[목표]:
아래 데이터에서 문자열 "icon"가 들어 있는 줄을 모두 찾아 옮겨 적으세요. 대소문자를 구분합니다.

┄┄┄┄┄┄┄┄┄┄

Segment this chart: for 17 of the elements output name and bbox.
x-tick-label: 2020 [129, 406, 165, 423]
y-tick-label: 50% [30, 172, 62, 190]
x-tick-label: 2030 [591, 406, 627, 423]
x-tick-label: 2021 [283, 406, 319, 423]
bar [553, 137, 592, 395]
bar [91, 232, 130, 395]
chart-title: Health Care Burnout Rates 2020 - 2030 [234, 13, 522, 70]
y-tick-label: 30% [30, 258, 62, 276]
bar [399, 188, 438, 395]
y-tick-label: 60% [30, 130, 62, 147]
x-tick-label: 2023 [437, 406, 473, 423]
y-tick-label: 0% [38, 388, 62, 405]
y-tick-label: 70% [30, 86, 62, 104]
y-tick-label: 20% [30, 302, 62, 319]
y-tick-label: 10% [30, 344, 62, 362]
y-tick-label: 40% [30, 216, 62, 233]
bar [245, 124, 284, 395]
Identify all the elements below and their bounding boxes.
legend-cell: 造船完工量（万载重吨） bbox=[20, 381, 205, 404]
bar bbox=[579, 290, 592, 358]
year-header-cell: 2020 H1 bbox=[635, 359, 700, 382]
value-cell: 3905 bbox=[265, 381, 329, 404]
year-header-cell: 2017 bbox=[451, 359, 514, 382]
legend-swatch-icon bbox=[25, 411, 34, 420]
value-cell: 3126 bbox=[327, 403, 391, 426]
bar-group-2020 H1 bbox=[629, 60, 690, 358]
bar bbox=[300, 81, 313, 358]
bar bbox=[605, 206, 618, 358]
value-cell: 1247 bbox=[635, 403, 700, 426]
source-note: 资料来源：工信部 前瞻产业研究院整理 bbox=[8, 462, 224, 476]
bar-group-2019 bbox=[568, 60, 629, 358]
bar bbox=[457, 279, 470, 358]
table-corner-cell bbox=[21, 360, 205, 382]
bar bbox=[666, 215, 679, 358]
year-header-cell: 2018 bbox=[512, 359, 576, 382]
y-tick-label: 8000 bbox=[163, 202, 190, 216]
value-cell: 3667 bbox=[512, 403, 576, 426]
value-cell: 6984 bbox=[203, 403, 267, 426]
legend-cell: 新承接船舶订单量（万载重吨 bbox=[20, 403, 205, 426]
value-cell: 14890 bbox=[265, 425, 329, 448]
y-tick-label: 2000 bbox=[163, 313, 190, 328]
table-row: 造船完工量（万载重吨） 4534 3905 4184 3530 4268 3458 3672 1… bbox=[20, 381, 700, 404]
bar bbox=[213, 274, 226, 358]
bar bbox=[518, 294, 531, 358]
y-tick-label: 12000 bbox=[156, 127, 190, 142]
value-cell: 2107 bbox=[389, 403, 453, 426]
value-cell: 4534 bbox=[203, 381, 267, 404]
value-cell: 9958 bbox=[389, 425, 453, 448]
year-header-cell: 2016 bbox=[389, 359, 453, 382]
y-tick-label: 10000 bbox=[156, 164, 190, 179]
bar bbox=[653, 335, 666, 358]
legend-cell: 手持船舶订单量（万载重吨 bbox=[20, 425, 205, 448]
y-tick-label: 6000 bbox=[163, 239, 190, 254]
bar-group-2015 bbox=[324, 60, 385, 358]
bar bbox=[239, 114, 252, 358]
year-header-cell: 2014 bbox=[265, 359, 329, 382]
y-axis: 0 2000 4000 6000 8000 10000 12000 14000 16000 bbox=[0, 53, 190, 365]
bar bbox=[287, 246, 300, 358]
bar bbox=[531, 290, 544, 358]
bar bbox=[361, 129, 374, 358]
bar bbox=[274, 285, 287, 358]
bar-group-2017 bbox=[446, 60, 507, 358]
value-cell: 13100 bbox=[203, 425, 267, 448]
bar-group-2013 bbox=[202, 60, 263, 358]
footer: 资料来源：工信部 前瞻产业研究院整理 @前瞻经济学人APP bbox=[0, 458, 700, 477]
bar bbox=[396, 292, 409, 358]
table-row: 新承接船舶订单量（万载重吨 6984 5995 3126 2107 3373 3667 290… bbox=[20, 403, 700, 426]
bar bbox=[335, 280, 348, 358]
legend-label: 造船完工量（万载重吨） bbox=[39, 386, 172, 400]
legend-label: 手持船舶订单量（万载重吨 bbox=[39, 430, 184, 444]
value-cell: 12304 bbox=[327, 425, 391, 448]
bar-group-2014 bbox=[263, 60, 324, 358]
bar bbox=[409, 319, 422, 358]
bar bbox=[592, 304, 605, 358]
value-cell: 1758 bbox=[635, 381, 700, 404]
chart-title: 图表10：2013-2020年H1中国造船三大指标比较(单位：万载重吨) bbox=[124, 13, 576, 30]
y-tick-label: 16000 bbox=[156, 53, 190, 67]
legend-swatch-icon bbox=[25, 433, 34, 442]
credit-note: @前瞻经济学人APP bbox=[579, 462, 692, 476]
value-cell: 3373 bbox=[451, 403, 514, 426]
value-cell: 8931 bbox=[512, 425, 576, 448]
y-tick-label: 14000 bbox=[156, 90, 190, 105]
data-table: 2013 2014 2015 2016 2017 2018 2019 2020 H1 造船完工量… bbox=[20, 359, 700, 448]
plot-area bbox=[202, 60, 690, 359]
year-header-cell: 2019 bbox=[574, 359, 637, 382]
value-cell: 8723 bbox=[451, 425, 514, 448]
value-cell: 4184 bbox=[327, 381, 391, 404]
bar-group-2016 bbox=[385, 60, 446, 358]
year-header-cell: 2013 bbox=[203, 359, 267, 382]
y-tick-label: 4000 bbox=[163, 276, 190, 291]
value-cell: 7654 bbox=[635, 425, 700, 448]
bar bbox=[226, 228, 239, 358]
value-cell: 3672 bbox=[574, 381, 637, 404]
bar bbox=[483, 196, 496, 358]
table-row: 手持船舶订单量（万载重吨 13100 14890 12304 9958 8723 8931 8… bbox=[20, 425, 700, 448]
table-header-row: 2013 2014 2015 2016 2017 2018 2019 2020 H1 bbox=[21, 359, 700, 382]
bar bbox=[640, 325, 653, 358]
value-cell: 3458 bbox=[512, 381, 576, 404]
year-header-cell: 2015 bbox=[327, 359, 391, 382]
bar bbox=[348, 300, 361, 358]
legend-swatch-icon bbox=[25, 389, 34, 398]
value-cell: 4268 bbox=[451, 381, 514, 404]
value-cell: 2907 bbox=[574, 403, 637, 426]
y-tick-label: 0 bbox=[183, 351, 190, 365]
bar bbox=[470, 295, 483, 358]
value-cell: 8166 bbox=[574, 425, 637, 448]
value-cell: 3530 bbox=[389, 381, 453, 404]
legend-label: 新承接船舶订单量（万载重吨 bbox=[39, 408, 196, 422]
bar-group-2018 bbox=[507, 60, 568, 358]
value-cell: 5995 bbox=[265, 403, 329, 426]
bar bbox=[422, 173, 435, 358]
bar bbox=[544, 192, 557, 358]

┄┄┄┄┄┄┄┄┄┄

[이 문제의 답]:
legend-swatch-icon bbox=[25, 411, 34, 420]
legend-swatch-icon bbox=[25, 433, 34, 442]
legend-swatch-icon bbox=[25, 389, 34, 398]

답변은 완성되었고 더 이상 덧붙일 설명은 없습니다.